> [What is needed]:
In the listing below, locate the lines that hold "Eventuelle" and copy them.

[start]

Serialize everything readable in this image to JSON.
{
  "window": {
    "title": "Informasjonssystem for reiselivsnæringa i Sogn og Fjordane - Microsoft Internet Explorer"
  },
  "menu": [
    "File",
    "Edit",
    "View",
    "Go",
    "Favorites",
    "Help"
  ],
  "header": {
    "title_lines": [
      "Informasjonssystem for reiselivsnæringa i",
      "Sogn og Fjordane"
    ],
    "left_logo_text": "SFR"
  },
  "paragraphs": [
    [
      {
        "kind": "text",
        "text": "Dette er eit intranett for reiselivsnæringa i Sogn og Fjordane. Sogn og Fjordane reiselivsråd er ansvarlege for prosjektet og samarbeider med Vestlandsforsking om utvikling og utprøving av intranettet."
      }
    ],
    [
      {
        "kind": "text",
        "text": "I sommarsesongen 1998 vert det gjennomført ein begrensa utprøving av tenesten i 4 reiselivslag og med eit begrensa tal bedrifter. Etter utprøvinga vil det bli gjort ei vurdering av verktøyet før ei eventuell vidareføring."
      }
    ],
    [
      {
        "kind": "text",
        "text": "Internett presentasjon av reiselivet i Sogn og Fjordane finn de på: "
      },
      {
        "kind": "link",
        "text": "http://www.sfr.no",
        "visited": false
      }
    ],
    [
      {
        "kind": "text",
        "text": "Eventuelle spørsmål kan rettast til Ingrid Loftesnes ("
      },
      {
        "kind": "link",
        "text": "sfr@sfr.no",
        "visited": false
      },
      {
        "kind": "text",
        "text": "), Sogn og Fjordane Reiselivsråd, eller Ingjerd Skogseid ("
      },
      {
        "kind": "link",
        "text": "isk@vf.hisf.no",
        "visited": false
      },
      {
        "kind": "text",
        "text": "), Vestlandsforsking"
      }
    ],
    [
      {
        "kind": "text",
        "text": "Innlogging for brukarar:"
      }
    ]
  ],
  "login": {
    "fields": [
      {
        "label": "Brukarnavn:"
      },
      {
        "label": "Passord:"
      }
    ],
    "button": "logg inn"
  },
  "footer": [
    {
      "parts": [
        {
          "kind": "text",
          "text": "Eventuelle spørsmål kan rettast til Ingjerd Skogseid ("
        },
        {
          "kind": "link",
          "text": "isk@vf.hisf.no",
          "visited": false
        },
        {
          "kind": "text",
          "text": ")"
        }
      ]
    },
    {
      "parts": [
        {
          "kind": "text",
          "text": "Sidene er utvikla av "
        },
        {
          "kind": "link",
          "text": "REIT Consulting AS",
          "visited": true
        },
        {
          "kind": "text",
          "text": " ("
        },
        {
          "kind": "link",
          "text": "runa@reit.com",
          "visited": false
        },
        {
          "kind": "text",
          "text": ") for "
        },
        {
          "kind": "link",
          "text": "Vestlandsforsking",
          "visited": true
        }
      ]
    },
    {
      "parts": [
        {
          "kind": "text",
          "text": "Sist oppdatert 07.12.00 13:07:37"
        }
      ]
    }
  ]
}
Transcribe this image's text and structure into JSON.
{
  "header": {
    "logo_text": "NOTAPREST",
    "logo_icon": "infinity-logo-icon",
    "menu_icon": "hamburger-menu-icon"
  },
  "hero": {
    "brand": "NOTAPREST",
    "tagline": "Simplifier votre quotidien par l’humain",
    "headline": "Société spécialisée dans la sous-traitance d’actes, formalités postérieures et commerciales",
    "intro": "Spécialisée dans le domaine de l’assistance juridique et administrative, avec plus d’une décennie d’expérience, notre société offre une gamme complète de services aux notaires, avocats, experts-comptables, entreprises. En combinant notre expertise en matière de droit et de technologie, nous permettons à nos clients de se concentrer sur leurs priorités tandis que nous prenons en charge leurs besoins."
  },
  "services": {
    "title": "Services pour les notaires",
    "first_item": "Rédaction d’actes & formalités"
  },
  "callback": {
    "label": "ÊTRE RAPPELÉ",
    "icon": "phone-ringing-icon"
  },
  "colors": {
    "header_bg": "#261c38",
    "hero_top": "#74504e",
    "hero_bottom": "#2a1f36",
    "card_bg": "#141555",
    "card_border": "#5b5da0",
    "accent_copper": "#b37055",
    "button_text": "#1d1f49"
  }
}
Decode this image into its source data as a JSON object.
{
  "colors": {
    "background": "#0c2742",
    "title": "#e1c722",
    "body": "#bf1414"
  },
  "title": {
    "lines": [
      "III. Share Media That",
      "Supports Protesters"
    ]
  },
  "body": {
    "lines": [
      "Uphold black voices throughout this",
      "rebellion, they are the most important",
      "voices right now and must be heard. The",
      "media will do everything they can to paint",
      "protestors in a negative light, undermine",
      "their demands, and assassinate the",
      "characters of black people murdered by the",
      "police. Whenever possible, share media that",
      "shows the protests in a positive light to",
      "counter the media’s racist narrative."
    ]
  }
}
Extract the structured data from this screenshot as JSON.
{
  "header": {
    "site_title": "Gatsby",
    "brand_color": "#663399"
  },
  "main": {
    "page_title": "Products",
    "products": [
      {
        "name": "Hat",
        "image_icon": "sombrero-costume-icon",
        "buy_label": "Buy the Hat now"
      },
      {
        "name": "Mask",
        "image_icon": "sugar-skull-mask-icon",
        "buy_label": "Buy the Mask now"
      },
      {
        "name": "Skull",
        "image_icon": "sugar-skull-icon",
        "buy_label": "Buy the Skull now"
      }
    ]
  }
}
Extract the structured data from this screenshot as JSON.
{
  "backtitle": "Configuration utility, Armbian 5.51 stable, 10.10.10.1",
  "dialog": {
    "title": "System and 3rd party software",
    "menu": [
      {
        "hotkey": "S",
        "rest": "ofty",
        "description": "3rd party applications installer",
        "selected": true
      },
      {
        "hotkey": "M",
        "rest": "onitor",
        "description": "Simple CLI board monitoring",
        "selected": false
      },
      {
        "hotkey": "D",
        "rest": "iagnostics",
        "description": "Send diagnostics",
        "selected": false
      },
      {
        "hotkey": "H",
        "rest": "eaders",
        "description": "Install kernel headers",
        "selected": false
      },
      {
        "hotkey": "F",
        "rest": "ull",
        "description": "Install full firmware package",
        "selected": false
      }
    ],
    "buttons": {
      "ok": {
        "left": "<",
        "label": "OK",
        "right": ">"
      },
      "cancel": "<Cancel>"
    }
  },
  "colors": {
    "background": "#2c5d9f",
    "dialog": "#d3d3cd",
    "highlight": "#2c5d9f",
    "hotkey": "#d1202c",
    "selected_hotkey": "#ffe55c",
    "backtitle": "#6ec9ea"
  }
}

[end]

> [Result of the task]:
        "text": "Eventuelle spørsmål kan rettast til Ingrid Loftesnes ("
          "text": "Eventuelle spørsmål kan rettast til Ingjerd Skogseid ("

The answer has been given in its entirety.